Your task is to repeat the listing exactly.

Stored data:
• • • • • • •
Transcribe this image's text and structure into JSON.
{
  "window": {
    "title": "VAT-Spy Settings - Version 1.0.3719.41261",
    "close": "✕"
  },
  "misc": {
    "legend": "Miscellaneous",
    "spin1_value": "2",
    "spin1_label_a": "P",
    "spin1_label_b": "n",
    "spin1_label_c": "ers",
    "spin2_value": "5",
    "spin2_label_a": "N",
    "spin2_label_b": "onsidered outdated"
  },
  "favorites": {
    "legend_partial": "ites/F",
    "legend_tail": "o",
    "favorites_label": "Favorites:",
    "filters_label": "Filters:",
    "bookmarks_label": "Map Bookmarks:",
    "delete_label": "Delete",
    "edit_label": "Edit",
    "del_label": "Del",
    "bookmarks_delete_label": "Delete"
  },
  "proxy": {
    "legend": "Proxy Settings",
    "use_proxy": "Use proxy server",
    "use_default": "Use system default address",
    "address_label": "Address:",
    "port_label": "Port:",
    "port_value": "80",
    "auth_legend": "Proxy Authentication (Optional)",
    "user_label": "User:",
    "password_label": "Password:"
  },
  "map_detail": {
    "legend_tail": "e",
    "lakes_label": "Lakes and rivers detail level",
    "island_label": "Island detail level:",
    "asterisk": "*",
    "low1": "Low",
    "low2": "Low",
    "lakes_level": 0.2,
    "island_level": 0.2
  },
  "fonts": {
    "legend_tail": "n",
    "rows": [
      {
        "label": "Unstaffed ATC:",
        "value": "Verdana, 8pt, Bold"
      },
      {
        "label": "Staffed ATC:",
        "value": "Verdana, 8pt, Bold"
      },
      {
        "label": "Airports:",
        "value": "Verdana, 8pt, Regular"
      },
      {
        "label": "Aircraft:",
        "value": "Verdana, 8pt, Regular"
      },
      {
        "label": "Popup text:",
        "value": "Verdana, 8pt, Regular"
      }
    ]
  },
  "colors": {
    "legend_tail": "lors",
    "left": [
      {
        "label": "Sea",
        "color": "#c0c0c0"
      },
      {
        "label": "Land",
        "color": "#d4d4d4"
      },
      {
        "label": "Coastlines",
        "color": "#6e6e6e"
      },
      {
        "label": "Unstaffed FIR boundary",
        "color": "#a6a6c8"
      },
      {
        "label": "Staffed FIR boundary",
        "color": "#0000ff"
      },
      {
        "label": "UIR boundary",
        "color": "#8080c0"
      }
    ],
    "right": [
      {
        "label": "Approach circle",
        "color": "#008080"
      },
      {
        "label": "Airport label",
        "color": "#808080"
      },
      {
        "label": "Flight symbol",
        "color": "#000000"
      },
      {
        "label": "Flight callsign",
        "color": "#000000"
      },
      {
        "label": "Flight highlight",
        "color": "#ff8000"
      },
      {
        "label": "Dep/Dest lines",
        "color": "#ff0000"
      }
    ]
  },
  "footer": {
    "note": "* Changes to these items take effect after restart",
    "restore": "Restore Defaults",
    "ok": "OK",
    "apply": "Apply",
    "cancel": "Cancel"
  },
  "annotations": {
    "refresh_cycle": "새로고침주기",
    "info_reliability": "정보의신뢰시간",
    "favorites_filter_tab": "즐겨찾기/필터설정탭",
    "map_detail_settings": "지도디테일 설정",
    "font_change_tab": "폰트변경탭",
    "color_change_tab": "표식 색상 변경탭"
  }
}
• • • • • • •
> _Exercise response_:
Transcribe this image's text and structure into JSON.
{
  "window": {
    "title": "VAT-Spy Settings - Version 1.0.3719.41261",
    "close": "✕"
  },
  "misc": {
    "legend": "Miscellaneous",
    "spin1_value": "2",
    "spin1_label_a": "P",
    "spin1_label_b": "n",
    "spin1_label_c": "ers",
    "spin2_value": "5",
    "spin2_label_a": "N",
    "spin2_label_b": "onsidered outdated"
  },
  "favorites": {
    "legend_partial": "ites/F",
    "legend_tail": "o",
    "favorites_label": "Favorites:",
    "filters_label": "Filters:",
    "bookmarks_label": "Map Bookmarks:",
    "delete_label": "Delete",
    "edit_label": "Edit",
    "del_label": "Del",
    "bookmarks_delete_label": "Delete"
  },
  "proxy": {
    "legend": "Proxy Settings",
    "use_proxy": "Use proxy server",
    "use_default": "Use system default address",
    "address_label": "Address:",
    "port_label": "Port:",
    "port_value": "80",
    "auth_legend": "Proxy Authentication (Optional)",
    "user_label": "User:",
    "password_label": "Password:"
  },
  "map_detail": {
    "legend_tail": "e",
    "lakes_label": "Lakes and rivers detail level",
    "island_label": "Island detail level:",
    "asterisk": "*",
    "low1": "Low",
    "low2": "Low",
    "lakes_level": 0.2,
    "island_level": 0.2
  },
  "fonts": {
    "legend_tail": "n",
    "rows": [
      {
        "label": "Unstaffed ATC:",
        "value": "Verdana, 8pt, Bold"
      },
      {
        "label": "Staffed ATC:",
        "value": "Verdana, 8pt, Bold"
      },
      {
        "label": "Airports:",
        "value": "Verdana, 8pt, Regular"
      },
      {
        "label": "Aircraft:",
        "value": "Verdana, 8pt, Regular"
      },
      {
        "label": "Popup text:",
        "value": "Verdana, 8pt, Regular"
      }
    ]
  },
  "colors": {
    "legend_tail": "lors",
    "left": [
      {
        "label": "Sea",
        "color": "#c0c0c0"
      },
      {
        "label": "Land",
        "color": "#d4d4d4"
      },
      {
        "label": "Coastlines",
        "color": "#6e6e6e"
      },
      {
        "label": "Unstaffed FIR boundary",
        "color": "#a6a6c8"
      },
      {
        "label": "Staffed FIR boundary",
        "color": "#0000ff"
      },
      {
        "label": "UIR boundary",
        "color": "#8080c0"
      }
    ],
    "right": [
      {
        "label": "Approach circle",
        "color": "#008080"
      },
      {
        "label": "Airport label",
        "color": "#808080"
      },
      {
        "label": "Flight symbol",
        "color": "#000000"
      },
      {
        "label": "Flight callsign",
        "color": "#000000"
      },
      {
        "label": "Flight highlight",
        "color": "#ff8000"
      },
      {
        "label": "Dep/Dest lines",
        "color": "#ff0000"
      }
    ]
  },
  "footer": {
    "note": "* Changes to these items take effect after restart",
    "restore": "Restore Defaults",
    "ok": "OK",
    "apply": "Apply",
    "cancel": "Cancel"
  },
  "annotations": {
    "refresh_cycle": "새로고침주기",
    "info_reliability": "정보의신뢰시간",
    "favorites_filter_tab": "즐겨찾기/필터설정탭",
    "map_detail_settings": "지도디테일 설정",
    "font_change_tab": "폰트변경탭",
    "color_change_tab": "표식 색상 변경탭"
  }
}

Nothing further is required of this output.